> [What to do] Count every line of the material that holds the string "SRMTID". Respond with the total only.

> [Given data]
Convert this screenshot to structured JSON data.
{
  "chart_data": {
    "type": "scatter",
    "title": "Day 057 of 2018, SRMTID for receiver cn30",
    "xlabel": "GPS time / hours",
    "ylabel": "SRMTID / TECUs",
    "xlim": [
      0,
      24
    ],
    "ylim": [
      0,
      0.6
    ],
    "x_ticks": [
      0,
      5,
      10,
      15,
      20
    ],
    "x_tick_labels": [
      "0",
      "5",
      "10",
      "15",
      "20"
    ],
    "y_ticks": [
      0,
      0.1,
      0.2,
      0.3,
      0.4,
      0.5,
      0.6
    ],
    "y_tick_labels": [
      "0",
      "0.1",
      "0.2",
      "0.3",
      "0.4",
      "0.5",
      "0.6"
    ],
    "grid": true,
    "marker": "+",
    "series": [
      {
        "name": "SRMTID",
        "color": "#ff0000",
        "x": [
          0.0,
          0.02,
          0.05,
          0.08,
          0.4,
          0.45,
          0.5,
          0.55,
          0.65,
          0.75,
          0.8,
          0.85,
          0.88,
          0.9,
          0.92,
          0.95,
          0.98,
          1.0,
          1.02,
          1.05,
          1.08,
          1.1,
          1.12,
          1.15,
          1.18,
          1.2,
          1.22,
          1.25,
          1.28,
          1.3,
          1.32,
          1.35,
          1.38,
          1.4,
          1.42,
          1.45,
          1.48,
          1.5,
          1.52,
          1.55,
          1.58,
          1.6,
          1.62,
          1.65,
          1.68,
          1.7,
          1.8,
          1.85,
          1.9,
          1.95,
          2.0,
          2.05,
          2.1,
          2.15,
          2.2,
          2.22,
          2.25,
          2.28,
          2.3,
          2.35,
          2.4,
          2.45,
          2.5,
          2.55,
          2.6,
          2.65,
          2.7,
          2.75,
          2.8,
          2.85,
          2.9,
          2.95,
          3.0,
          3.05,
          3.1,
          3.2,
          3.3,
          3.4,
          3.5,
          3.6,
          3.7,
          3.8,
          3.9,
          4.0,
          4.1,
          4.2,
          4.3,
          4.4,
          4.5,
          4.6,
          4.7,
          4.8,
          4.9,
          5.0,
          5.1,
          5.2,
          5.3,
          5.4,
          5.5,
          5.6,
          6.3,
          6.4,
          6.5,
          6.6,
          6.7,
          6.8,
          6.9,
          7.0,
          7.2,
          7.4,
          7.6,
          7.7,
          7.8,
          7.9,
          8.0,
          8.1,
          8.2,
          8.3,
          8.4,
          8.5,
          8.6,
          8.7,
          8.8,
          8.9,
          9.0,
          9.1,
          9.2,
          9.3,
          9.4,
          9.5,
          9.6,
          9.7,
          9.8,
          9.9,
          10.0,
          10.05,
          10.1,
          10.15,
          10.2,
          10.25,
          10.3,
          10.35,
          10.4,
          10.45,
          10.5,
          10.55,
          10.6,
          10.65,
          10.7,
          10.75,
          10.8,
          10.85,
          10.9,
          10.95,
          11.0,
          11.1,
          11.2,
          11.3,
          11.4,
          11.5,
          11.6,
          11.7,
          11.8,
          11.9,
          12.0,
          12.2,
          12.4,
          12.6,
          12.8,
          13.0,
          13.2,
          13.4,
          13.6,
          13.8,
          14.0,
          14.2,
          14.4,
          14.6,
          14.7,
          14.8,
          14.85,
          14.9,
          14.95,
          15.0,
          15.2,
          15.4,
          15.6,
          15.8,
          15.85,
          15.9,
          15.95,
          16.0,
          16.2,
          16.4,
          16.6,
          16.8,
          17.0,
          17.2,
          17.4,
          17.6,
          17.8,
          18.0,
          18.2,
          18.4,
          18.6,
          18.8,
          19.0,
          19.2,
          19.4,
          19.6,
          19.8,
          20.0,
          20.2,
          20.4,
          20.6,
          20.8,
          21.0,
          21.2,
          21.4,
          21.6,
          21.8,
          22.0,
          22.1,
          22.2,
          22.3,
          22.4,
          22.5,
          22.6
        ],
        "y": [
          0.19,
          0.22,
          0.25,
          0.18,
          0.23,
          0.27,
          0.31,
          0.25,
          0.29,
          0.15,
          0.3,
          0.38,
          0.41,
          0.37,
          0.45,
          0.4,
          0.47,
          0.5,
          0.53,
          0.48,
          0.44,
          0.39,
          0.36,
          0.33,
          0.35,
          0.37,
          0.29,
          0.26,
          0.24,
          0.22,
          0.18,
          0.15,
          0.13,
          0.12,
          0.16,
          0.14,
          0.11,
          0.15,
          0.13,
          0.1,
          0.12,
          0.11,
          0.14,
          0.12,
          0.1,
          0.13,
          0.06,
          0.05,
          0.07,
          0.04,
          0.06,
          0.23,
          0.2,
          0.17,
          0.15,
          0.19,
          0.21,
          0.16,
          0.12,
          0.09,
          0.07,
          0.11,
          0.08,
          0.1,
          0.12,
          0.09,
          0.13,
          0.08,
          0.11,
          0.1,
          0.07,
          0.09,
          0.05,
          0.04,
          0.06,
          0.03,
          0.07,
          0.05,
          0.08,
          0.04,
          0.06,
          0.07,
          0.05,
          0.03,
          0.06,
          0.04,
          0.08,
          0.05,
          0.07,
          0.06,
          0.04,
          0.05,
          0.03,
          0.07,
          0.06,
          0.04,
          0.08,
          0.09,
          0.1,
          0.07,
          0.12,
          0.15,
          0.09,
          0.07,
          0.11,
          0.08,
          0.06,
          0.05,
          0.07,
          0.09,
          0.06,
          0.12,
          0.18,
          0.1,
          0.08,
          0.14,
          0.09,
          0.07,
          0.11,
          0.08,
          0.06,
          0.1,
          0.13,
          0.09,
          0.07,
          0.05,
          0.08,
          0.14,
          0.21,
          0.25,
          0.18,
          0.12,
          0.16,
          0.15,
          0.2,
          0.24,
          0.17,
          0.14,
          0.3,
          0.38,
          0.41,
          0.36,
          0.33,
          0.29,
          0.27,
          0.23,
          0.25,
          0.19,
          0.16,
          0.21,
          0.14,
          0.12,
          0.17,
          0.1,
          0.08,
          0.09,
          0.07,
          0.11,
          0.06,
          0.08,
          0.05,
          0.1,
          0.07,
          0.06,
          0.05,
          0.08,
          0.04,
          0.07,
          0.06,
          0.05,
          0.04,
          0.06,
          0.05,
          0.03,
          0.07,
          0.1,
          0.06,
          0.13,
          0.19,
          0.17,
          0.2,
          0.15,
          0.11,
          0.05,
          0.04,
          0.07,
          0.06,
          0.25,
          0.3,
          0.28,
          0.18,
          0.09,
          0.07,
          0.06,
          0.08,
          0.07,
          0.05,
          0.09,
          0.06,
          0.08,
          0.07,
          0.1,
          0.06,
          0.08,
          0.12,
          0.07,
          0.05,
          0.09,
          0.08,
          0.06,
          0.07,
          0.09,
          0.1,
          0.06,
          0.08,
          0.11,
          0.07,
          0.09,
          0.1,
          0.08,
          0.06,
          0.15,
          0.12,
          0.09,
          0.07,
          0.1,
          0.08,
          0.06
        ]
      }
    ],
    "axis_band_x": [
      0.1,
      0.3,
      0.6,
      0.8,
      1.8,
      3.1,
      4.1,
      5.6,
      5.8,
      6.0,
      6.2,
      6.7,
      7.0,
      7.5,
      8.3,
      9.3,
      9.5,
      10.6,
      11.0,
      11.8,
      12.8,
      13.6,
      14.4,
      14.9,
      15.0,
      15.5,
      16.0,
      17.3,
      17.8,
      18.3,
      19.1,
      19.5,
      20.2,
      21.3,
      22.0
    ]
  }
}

> [Exercise response] 3